═════ Material provided ═════
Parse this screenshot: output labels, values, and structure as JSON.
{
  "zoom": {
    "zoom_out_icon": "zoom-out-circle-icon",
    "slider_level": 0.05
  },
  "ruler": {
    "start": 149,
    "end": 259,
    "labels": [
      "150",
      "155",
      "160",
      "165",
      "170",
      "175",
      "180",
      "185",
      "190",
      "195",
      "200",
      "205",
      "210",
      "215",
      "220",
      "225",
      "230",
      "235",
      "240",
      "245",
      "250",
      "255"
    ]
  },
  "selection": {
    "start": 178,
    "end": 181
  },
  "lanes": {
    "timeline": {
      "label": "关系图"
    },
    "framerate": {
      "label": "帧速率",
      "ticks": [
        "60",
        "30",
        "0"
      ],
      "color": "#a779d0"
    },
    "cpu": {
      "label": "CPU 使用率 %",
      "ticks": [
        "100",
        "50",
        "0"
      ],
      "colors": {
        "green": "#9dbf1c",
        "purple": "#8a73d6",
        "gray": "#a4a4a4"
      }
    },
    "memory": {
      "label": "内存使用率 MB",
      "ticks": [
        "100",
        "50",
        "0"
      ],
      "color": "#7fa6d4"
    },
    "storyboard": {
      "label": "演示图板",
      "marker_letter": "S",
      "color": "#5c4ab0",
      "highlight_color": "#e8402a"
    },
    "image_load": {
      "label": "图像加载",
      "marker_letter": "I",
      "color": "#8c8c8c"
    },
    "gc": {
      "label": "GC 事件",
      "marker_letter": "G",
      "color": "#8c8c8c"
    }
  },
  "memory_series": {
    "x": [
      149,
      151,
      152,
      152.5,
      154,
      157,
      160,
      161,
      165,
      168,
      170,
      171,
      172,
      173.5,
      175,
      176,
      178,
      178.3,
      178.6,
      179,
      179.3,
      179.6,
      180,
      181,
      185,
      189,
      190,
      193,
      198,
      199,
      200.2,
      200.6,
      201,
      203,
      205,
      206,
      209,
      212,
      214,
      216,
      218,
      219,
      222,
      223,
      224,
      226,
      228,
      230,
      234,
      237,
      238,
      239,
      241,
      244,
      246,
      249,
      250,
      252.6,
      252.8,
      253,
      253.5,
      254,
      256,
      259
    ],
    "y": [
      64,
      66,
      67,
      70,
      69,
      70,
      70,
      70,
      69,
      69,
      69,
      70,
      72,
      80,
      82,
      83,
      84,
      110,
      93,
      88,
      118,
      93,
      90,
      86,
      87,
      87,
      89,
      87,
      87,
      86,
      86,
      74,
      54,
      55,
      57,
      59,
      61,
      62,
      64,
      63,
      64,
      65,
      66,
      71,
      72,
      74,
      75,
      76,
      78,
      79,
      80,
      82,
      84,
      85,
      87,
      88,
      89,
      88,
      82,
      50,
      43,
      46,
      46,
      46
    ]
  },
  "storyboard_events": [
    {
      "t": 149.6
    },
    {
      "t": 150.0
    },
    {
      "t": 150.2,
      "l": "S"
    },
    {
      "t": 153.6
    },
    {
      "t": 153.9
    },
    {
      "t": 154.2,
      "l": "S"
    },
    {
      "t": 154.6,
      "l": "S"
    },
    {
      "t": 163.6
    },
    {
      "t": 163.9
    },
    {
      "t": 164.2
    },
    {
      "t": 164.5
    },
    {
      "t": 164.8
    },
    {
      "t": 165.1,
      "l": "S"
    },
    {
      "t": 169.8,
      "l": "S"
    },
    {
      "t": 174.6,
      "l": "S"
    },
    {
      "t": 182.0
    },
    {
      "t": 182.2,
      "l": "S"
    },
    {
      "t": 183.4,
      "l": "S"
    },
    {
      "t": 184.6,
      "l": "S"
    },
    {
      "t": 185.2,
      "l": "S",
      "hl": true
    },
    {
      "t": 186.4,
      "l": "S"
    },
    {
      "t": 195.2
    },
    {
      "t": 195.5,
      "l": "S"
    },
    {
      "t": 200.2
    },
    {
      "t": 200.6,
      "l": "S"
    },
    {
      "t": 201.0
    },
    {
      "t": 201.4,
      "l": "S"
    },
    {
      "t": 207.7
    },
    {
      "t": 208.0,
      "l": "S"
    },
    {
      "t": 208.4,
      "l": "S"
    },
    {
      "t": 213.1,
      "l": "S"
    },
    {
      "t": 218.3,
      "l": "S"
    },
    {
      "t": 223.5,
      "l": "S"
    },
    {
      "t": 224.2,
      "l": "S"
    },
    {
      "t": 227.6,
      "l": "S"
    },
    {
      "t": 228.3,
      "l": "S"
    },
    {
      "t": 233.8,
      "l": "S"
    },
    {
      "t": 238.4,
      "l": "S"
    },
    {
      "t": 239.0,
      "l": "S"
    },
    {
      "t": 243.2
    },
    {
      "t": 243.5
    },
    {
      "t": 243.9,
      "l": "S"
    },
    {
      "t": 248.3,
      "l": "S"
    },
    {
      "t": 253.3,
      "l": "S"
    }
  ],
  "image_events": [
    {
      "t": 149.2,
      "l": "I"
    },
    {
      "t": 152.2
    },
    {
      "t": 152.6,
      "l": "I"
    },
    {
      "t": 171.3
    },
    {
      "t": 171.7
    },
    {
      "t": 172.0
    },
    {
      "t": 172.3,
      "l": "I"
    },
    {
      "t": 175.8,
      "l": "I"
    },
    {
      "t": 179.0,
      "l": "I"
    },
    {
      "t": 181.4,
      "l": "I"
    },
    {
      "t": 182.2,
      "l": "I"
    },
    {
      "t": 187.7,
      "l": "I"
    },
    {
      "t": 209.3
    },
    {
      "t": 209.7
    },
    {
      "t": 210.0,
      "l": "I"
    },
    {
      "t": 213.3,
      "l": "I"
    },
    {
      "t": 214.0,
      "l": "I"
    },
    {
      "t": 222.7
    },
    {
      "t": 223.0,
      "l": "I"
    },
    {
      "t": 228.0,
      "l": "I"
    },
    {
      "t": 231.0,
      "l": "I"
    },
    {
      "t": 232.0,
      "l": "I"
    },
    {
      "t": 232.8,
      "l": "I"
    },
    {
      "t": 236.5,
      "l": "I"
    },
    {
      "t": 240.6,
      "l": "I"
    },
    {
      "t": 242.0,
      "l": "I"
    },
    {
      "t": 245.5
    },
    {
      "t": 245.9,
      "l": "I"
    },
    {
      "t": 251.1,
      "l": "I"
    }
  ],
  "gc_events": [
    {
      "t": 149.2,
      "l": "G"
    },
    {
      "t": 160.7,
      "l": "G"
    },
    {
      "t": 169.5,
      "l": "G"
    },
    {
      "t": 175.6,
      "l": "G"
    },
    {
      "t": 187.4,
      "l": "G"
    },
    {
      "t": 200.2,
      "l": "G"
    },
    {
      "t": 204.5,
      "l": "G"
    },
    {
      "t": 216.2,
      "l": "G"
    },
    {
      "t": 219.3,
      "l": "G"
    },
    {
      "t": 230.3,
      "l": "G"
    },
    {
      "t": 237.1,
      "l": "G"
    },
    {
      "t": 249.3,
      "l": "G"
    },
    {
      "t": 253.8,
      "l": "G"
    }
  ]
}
═════
Goal of the exercise:
Output all of the material exactly as written.

Result of the task:
Parse this screenshot: output labels, values, and structure as JSON.
{
  "zoom": {
    "zoom_out_icon": "zoom-out-circle-icon",
    "slider_level": 0.05
  },
  "ruler": {
    "start": 149,
    "end": 259,
    "labels": [
      "150",
      "155",
      "160",
      "165",
      "170",
      "175",
      "180",
      "185",
      "190",
      "195",
      "200",
      "205",
      "210",
      "215",
      "220",
      "225",
      "230",
      "235",
      "240",
      "245",
      "250",
      "255"
    ]
  },
  "selection": {
    "start": 178,
    "end": 181
  },
  "lanes": {
    "timeline": {
      "label": "关系图"
    },
    "framerate": {
      "label": "帧速率",
      "ticks": [
        "60",
        "30",
        "0"
      ],
      "color": "#a779d0"
    },
    "cpu": {
      "label": "CPU 使用率 %",
      "ticks": [
        "100",
        "50",
        "0"
      ],
      "colors": {
        "green": "#9dbf1c",
        "purple": "#8a73d6",
        "gray": "#a4a4a4"
      }
    },
    "memory": {
      "label": "内存使用率 MB",
      "ticks": [
        "100",
        "50",
        "0"
      ],
      "color": "#7fa6d4"
    },
    "storyboard": {
      "label": "演示图板",
      "marker_letter": "S",
      "color": "#5c4ab0",
      "highlight_color": "#e8402a"
    },
    "image_load": {
      "label": "图像加载",
      "marker_letter": "I",
      "color": "#8c8c8c"
    },
    "gc": {
      "label": "GC 事件",
      "marker_letter": "G",
      "color": "#8c8c8c"
    }
  },
  "memory_series": {
    "x": [
      149,
      151,
      152,
      152.5,
      154,
      157,
      160,
      161,
      165,
      168,
      170,
      171,
      172,
      173.5,
      175,
      176,
      178,
      178.3,
      178.6,
      179,
      179.3,
      179.6,
      180,
      181,
      185,
      189,
      190,
      193,
      198,
      199,
      200.2,
      200.6,
      201,
      203,
      205,
      206,
      209,
      212,
      214,
      216,
      218,
      219,
      222,
      223,
      224,
      226,
      228,
      230,
      234,
      237,
      238,
      239,
      241,
      244,
      246,
      249,
      250,
      252.6,
      252.8,
      253,
      253.5,
      254,
      256,
      259
    ],
    "y": [
      64,
      66,
      67,
      70,
      69,
      70,
      70,
      70,
      69,
      69,
      69,
      70,
      72,
      80,
      82,
      83,
      84,
      110,
      93,
      88,
      118,
      93,
      90,
      86,
      87,
      87,
      89,
      87,
      87,
      86,
      86,
      74,
      54,
      55,
      57,
      59,
      61,
      62,
      64,
      63,
      64,
      65,
      66,
      71,
      72,
      74,
      75,
      76,
      78,
      79,
      80,
      82,
      84,
      85,
      87,
      88,
      89,
      88,
      82,
      50,
      43,
      46,
      46,
      46
    ]
  },
  "storyboard_events": [
    {
      "t": 149.6
    },
    {
      "t": 150.0
    },
    {
      "t": 150.2,
      "l": "S"
    },
    {
      "t": 153.6
    },
    {
      "t": 153.9
    },
    {
      "t": 154.2,
      "l": "S"
    },
    {
      "t": 154.6,
      "l": "S"
    },
    {
      "t": 163.6
    },
    {
      "t": 163.9
    },
    {
      "t": 164.2
    },
    {
      "t": 164.5
    },
    {
      "t": 164.8
    },
    {
      "t": 165.1,
      "l": "S"
    },
    {
      "t": 169.8,
      "l": "S"
    },
    {
      "t": 174.6,
      "l": "S"
    },
    {
      "t": 182.0
    },
    {
      "t": 182.2,
      "l": "S"
    },
    {
      "t": 183.4,
      "l": "S"
    },
    {
      "t": 184.6,
      "l": "S"
    },
    {
      "t": 185.2,
      "l": "S",
      "hl": true
    },
    {
      "t": 186.4,
      "l": "S"
    },
    {
      "t": 195.2
    },
    {
      "t": 195.5,
      "l": "S"
    },
    {
      "t": 200.2
    },
    {
      "t": 200.6,
      "l": "S"
    },
    {
      "t": 201.0
    },
    {
      "t": 201.4,
      "l": "S"
    },
    {
      "t": 207.7
    },
    {
      "t": 208.0,
      "l": "S"
    },
    {
      "t": 208.4,
      "l": "S"
    },
    {
      "t": 213.1,
      "l": "S"
    },
    {
      "t": 218.3,
      "l": "S"
    },
    {
      "t": 223.5,
      "l": "S"
    },
    {
      "t": 224.2,
      "l": "S"
    },
    {
      "t": 227.6,
      "l": "S"
    },
    {
      "t": 228.3,
      "l": "S"
    },
    {
      "t": 233.8,
      "l": "S"
    },
    {
      "t": 238.4,
      "l": "S"
    },
    {
      "t": 239.0,
      "l": "S"
    },
    {
      "t": 243.2
    },
    {
      "t": 243.5
    },
    {
      "t": 243.9,
      "l": "S"
    },
    {
      "t": 248.3,
      "l": "S"
    },
    {
      "t": 253.3,
      "l": "S"
    }
  ],
  "image_events": [
    {
      "t": 149.2,
      "l": "I"
    },
    {
      "t": 152.2
    },
    {
      "t": 152.6,
      "l": "I"
    },
    {
      "t": 171.3
    },
    {
      "t": 171.7
    },
    {
      "t": 172.0
    },
    {
      "t": 172.3,
      "l": "I"
    },
    {
      "t": 175.8,
      "l": "I"
    },
    {
      "t": 179.0,
      "l": "I"
    },
    {
      "t": 181.4,
      "l": "I"
    },
    {
      "t": 182.2,
      "l": "I"
    },
    {
      "t": 187.7,
      "l": "I"
    },
    {
      "t": 209.3
    },
    {
      "t": 209.7
    },
    {
      "t": 210.0,
      "l": "I"
    },
    {
      "t": 213.3,
      "l": "I"
    },
    {
      "t": 214.0,
      "l": "I"
    },
    {
      "t": 222.7
    },
    {
      "t": 223.0,
      "l": "I"
    },
    {
      "t": 228.0,
      "l": "I"
    },
    {
      "t": 231.0,
      "l": "I"
    },
    {
      "t": 232.0,
      "l": "I"
    },
    {
      "t": 232.8,
      "l": "I"
    },
    {
      "t": 236.5,
      "l": "I"
    },
    {
      "t": 240.6,
      "l": "I"
    },
    {
      "t": 242.0,
      "l": "I"
    },
    {
      "t": 245.5
    },
    {
      "t": 245.9,
      "l": "I"
    },
    {
      "t": 251.1,
      "l": "I"
    }
  ],
  "gc_events": [
    {
      "t": 149.2,
      "l": "G"
    },
    {
      "t": 160.7,
      "l": "G"
    },
    {
      "t": 169.5,
      "l": "G"
    },
    {
      "t": 175.6,
      "l": "G"
    },
    {
      "t": 187.4,
      "l": "G"
    },
    {
      "t": 200.2,
      "l": "G"
    },
    {
      "t": 204.5,
      "l": "G"
    },
    {
      "t": 216.2,
      "l": "G"
    },
    {
      "t": 219.3,
      "l": "G"
    },
    {
      "t": 230.3,
      "l": "G"
    },
    {
      "t": 237.1,
      "l": "G"
    },
    {
      "t": 249.3,
      "l": "G"
    },
    {
      "t": 253.8,
      "l": "G"
    }
  ]
}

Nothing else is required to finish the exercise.